### [Exercise objective]
Gather, from the data below, each line in which the word "heart" occurs.

Stored data:
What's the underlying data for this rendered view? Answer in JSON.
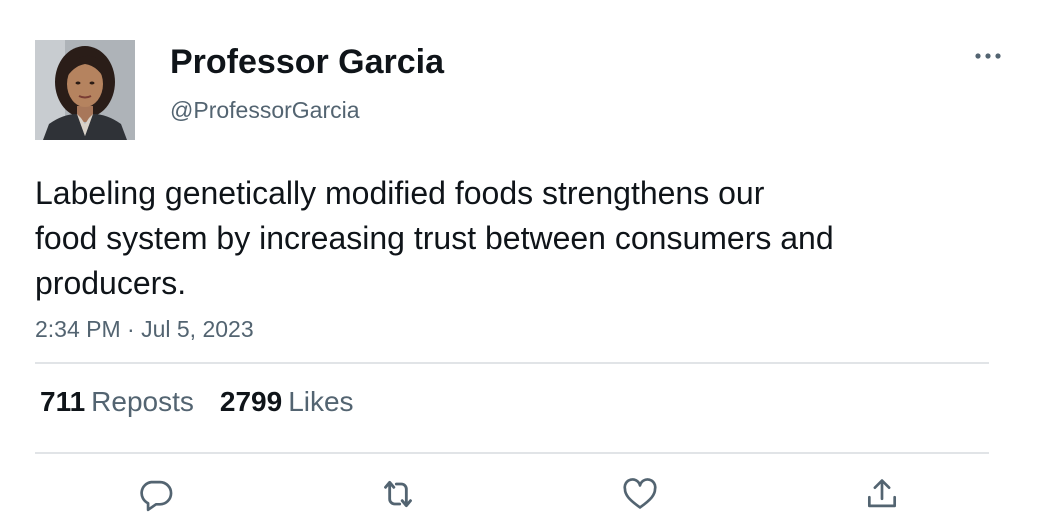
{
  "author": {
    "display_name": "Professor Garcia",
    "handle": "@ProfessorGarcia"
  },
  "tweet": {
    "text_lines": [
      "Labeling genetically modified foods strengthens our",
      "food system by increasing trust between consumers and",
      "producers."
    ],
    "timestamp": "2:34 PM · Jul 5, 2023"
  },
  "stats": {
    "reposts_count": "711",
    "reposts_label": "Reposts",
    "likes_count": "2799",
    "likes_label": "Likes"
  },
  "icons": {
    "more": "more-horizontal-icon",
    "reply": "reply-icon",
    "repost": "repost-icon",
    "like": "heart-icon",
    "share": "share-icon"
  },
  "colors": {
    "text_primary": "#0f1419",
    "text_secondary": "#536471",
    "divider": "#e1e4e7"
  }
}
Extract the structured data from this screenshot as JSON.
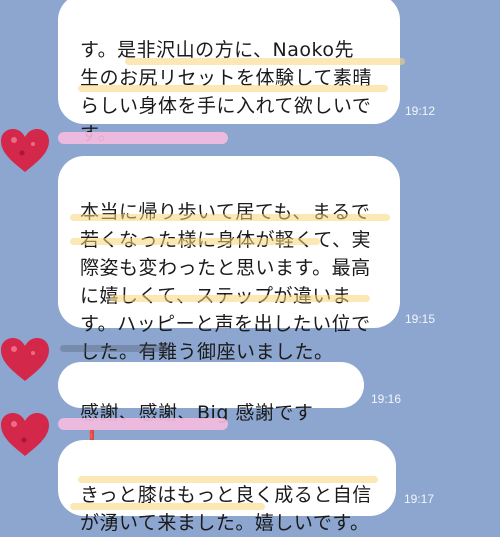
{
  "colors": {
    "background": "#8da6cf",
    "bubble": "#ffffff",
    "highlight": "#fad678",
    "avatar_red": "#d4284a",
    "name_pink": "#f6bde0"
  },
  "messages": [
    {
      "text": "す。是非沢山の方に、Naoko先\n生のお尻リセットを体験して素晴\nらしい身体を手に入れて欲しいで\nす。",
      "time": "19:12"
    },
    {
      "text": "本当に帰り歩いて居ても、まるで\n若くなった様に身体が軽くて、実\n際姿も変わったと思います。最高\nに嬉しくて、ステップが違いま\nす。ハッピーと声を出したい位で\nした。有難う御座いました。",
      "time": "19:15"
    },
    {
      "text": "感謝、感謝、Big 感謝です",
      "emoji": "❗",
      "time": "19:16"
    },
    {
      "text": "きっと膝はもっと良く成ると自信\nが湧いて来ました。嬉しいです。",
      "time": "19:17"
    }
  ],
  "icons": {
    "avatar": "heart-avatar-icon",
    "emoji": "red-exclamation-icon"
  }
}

### [Reply]
    "like": "heart-icon",
    "avatar": "heart-avatar-icon",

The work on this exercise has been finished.